* [EXERCISE DESCRIPTION]: In the material below, identify each line bearing the word "Foarte". Reproduce those lines.

* [DATA SHOWN]:
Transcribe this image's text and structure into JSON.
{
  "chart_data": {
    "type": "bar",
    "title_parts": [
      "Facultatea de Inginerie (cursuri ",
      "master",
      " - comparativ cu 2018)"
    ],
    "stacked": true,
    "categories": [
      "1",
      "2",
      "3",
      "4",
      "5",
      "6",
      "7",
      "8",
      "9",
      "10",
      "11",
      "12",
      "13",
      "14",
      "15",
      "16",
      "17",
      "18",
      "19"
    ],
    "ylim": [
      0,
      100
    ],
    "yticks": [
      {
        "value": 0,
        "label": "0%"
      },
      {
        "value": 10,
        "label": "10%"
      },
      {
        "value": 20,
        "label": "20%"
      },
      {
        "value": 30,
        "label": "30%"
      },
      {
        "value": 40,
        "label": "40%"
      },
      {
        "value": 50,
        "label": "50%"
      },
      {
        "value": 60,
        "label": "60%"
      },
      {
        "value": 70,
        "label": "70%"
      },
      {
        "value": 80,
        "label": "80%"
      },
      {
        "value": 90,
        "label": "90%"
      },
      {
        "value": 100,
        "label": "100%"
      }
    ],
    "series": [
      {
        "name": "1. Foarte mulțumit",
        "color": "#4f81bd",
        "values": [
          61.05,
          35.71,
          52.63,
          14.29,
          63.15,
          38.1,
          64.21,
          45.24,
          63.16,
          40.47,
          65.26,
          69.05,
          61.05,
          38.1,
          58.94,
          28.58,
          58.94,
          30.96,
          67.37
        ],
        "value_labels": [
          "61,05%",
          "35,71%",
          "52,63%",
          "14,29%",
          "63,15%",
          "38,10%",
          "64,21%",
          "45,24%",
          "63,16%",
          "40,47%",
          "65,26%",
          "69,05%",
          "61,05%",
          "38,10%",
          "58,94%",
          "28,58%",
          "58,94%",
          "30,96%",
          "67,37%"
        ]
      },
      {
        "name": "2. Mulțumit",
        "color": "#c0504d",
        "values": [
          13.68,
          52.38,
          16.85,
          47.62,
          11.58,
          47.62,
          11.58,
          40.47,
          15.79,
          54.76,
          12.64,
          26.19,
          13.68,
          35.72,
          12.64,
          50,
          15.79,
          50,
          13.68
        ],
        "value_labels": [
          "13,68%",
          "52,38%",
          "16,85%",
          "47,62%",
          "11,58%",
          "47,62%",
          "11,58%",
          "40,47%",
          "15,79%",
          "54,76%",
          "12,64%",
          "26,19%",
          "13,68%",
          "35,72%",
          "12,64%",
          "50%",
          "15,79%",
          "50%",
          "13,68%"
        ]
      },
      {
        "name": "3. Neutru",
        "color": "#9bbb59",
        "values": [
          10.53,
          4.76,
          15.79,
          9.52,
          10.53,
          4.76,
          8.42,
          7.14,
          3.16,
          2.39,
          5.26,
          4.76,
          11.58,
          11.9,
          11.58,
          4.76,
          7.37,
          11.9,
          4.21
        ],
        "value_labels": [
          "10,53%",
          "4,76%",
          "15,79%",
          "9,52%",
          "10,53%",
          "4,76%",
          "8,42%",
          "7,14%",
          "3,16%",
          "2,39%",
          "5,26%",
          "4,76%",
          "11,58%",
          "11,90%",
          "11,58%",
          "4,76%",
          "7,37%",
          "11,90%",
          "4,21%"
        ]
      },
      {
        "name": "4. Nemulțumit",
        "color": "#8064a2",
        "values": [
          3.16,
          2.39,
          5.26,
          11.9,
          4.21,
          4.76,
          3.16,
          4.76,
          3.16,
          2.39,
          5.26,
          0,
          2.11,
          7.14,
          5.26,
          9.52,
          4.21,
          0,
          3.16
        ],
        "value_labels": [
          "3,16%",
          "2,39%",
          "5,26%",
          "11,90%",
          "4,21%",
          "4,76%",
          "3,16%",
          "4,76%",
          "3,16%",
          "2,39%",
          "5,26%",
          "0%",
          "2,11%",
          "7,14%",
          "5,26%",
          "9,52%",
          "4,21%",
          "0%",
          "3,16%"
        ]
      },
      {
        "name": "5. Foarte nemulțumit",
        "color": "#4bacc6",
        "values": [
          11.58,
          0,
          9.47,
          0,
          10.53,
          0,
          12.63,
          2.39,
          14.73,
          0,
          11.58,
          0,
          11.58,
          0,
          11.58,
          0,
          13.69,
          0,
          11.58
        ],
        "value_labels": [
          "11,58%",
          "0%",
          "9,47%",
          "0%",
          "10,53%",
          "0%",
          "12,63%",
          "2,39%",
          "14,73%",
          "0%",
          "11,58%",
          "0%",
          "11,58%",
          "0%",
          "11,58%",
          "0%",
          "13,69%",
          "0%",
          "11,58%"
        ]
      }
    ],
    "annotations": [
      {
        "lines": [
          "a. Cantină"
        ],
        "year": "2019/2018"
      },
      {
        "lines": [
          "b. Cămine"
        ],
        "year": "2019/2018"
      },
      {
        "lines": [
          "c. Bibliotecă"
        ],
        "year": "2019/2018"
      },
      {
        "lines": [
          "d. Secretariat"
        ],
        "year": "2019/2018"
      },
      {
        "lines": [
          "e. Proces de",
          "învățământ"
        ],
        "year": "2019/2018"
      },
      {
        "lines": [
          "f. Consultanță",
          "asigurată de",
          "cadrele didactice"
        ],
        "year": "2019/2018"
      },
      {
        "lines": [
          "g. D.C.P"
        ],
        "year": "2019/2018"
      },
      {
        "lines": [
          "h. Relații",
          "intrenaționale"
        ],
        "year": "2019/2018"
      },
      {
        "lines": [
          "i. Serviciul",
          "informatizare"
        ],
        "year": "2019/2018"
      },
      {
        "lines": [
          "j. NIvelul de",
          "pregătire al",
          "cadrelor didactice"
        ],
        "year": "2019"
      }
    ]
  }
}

...

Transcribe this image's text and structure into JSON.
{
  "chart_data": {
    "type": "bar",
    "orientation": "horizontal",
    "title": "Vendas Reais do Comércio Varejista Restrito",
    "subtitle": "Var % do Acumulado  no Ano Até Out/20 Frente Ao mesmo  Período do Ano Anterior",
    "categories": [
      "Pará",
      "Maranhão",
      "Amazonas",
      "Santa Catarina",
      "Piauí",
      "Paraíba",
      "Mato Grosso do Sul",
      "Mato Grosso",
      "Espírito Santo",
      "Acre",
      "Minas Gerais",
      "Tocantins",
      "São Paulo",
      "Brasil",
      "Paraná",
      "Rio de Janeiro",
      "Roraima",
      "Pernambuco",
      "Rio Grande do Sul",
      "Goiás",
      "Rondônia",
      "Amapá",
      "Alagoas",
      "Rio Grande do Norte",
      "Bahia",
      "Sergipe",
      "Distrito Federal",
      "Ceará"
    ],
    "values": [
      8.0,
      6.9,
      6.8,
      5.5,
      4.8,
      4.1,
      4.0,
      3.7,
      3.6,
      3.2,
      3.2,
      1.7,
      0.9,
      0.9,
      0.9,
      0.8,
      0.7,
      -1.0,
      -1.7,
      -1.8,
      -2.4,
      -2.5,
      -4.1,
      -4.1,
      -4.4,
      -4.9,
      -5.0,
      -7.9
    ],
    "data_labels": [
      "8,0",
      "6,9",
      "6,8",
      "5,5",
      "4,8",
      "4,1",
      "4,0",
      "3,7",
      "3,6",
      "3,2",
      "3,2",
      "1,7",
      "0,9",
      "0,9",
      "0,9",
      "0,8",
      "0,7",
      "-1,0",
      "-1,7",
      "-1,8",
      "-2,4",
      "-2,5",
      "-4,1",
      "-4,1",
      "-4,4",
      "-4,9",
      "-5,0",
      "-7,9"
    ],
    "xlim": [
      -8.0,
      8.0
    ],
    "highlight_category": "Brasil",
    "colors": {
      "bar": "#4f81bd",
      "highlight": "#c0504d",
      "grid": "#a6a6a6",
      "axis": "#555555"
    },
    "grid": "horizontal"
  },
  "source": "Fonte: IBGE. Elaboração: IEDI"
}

* [RESPONSE FOR THIS EXERCISE]:
        "name": "1. Foarte mulțumit",
        "name": "5. Foarte nemulțumit",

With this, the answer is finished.